WHAT IS REQUIRED - Search the records for "确保政令畅通". Copy every line where it appears.

···

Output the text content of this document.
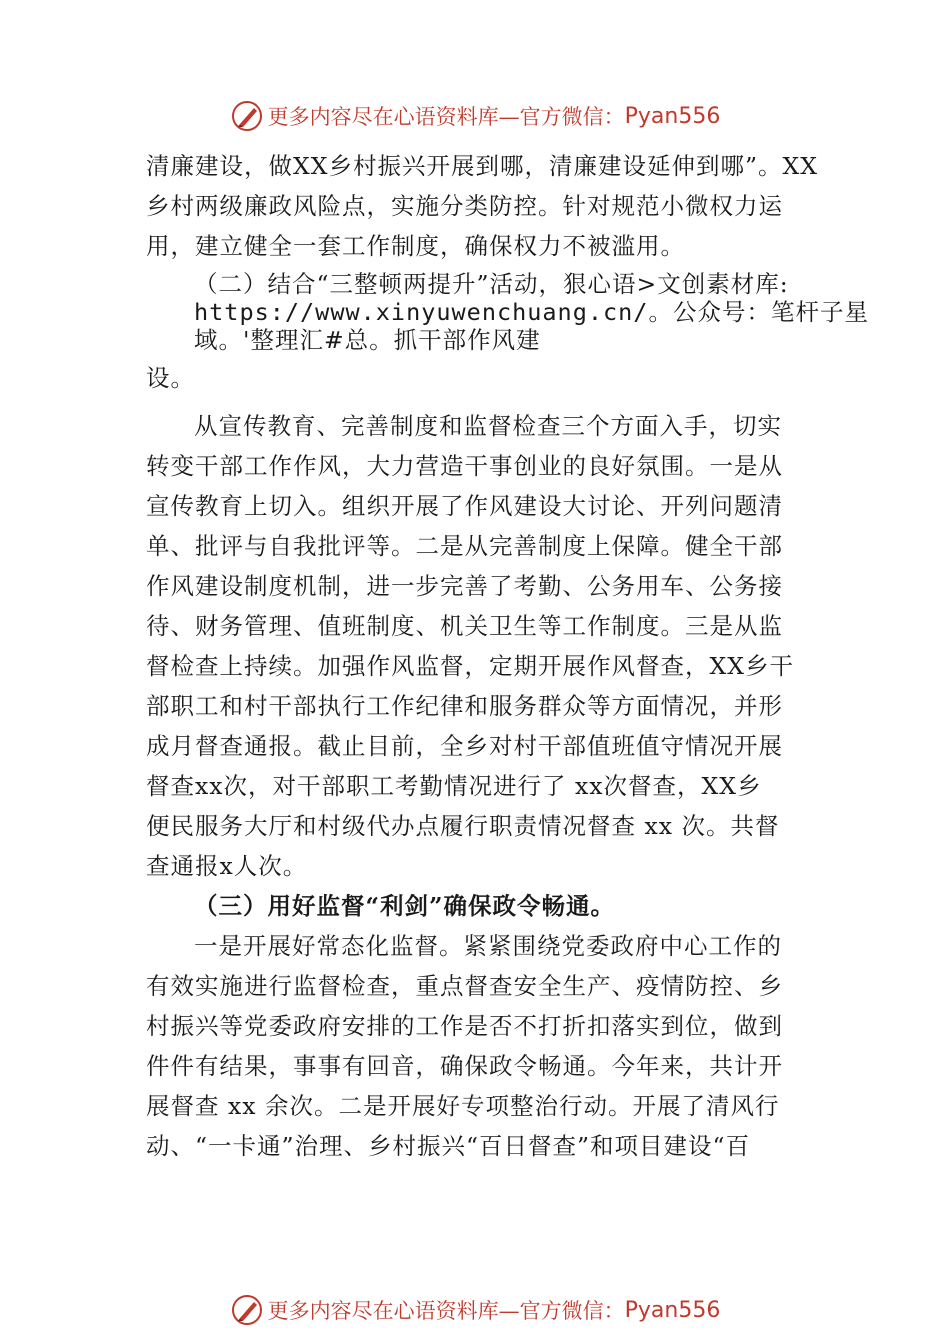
更多内容尽在心语资料库—官方微信： Pyan556
清廉建设，做XX乡村振兴开展到哪，清廉建设延伸到哪”。XX
乡村两级廉政风险点，实施分类防控。针对规范小微权力运
用，建立健全一套工作制度，确保权力不被滥用。
（二）结合“三整顿两提升”活动，狠心语>文创素材库:
https://www.xinyuwenchuang.cn/。公众号：笔杆子星
域。'整理汇#总。抓干部作风建
设。
从宣传教育、完善制度和监督检查三个方面入手，切实
转变干部工作作风，大力营造干事创业的良好氛围。一是从
宣传教育上切入。组织开展了作风建设大讨论、开列问题清
单、批评与自我批评等。二是从完善制度上保障。健全干部
作风建设制度机制，进一步完善了考勤、公务用车、公务接
待、财务管理、值班制度、机关卫生等工作制度。三是从监
督检查上持续。加强作风监督，定期开展作风督查，XX乡干
部职工和村干部执行工作纪律和服务群众等方面情况，并形
成月督查通报。截止目前，全乡对村干部值班值守情况开展
督查xx次，对干部职工考勤情况进行了 xx次督查，XX乡
便民服务大厅和村级代办点履行职责情况督查 xx 次。共督
查通报x人次。
（三）用好监督“利剑”确保政令畅通。
一是开展好常态化监督。紧紧围绕党委政府中心工作的
有效实施进行监督检查，重点督查安全生产、疫情防控、乡
村振兴等党委政府安排的工作是否不打折扣落实到位，做到
件件有结果，事事有回音，确保政令畅通。今年来，共计开
展督查 xx 余次。二是开展好专项整治行动。开展了清风行
动、“一卡通”治理、乡村振兴“百日督查”和项目建设“百
更多内容尽在心语资料库—官方微信： Pyan556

···

FINISHED EXERCISE -
（三）用好监督“利剑”确保政令畅通。
件件有结果，事事有回音，确保政令畅通。今年来，共计开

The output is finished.